**EXERCISE DIRECTIONS**
Using the records that follow, copy every line containing the word "JSON".

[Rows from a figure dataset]
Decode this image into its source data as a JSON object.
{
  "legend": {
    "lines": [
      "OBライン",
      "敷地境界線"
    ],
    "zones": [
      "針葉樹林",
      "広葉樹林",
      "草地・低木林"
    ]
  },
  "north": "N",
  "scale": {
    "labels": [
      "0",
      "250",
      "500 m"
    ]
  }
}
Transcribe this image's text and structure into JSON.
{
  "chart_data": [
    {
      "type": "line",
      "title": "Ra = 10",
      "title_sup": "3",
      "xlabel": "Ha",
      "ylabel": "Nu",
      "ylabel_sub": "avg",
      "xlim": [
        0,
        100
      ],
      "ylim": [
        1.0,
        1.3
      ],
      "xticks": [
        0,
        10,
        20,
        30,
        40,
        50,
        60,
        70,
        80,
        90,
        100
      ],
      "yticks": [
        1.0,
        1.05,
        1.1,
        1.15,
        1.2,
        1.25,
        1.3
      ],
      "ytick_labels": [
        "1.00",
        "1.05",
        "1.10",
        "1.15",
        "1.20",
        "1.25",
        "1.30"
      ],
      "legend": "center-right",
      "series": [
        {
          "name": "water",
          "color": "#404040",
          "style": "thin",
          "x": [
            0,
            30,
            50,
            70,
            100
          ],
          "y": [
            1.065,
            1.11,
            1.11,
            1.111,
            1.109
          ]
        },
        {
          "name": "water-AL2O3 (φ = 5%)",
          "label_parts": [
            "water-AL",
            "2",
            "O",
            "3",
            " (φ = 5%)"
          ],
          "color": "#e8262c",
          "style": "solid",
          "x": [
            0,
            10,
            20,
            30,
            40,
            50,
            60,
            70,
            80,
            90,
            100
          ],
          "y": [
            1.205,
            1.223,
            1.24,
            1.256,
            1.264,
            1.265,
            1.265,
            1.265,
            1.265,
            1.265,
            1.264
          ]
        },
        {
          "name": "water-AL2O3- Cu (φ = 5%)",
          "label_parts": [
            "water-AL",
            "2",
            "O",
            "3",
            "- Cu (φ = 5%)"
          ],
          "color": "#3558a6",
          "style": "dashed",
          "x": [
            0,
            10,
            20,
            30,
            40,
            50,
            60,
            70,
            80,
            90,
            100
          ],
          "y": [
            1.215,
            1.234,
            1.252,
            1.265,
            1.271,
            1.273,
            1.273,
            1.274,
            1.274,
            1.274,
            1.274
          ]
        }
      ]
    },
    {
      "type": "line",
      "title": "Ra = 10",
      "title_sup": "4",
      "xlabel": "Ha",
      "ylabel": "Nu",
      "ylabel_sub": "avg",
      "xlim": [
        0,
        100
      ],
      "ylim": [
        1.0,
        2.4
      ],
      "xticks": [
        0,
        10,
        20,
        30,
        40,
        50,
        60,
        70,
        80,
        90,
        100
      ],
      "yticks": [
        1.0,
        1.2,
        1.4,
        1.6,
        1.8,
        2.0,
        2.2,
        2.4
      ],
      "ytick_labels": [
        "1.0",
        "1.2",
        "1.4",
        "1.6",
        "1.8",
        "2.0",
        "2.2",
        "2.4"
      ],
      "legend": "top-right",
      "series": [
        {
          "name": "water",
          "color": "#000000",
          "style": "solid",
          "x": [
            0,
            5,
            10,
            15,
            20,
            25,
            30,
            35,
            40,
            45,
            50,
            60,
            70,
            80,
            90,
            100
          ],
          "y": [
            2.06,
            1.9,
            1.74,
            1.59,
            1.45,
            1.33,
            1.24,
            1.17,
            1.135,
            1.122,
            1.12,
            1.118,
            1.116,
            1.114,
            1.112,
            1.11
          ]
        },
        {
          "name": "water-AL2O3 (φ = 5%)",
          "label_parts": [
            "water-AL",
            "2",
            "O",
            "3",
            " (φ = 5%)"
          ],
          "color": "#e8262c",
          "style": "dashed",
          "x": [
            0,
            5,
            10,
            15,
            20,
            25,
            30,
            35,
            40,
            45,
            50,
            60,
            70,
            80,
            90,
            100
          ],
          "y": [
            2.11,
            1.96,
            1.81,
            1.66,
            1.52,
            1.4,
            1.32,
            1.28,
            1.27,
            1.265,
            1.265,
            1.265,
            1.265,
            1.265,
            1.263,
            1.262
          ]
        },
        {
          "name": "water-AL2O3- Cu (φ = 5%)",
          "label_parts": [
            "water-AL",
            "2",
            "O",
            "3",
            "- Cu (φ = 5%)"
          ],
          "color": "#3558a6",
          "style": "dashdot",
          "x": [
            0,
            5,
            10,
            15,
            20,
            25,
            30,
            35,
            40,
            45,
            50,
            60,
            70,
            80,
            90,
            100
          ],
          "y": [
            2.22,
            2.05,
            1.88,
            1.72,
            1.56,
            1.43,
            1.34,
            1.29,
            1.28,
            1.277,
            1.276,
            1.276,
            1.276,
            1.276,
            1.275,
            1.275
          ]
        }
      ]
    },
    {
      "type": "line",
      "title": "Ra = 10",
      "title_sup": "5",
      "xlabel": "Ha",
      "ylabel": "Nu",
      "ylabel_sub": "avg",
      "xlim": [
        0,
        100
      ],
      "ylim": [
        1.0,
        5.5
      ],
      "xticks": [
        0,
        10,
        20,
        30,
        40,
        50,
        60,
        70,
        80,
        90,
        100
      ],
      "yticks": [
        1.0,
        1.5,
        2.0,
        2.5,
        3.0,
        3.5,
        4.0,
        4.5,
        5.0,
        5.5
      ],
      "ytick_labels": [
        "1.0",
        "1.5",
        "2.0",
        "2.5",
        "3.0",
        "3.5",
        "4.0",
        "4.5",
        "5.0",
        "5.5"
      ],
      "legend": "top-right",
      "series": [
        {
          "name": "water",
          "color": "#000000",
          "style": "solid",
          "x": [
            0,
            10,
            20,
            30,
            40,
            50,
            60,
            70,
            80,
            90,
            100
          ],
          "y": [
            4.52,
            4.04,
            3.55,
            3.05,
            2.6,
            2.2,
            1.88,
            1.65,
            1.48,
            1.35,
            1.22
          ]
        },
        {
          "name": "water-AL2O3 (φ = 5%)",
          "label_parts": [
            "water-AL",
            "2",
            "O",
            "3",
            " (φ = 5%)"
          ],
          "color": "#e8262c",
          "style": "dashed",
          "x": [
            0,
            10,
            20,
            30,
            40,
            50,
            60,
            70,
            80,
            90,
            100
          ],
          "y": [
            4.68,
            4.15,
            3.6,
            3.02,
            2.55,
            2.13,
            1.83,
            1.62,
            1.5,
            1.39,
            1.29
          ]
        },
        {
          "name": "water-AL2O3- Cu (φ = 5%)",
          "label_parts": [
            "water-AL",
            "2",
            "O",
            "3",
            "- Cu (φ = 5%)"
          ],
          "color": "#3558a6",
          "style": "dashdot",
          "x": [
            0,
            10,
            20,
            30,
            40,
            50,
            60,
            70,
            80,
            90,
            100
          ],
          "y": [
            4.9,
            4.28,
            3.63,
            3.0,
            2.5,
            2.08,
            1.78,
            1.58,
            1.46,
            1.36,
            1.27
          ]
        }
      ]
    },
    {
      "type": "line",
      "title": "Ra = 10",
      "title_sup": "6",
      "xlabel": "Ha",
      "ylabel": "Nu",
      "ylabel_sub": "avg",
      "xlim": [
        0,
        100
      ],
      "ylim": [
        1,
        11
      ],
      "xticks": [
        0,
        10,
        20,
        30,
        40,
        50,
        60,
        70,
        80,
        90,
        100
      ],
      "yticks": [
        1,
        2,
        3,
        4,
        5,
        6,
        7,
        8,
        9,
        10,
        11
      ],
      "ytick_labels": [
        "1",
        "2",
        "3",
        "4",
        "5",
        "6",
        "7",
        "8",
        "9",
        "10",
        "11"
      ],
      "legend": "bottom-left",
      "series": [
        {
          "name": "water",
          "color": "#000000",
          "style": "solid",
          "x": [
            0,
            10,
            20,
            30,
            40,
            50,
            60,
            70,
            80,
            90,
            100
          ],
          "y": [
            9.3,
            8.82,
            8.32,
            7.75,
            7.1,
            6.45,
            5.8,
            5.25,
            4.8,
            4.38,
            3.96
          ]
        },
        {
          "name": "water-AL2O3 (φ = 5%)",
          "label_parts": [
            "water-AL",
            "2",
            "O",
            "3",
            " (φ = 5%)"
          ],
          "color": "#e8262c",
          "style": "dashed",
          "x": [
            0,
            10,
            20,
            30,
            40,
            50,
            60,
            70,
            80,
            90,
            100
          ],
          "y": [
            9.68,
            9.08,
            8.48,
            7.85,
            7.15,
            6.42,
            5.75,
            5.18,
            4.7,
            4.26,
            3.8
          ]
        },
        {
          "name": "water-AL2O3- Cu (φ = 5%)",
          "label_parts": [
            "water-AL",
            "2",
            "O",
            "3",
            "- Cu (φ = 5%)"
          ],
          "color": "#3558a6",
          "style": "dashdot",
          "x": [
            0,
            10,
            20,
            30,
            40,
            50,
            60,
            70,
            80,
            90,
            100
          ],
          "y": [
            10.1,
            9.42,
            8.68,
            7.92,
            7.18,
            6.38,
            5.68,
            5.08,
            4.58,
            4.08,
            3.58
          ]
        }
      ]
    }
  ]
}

**FULL OUTPUT**
Decode this image into its source data as a JSON object.
Transcribe this image's text and structure into JSON.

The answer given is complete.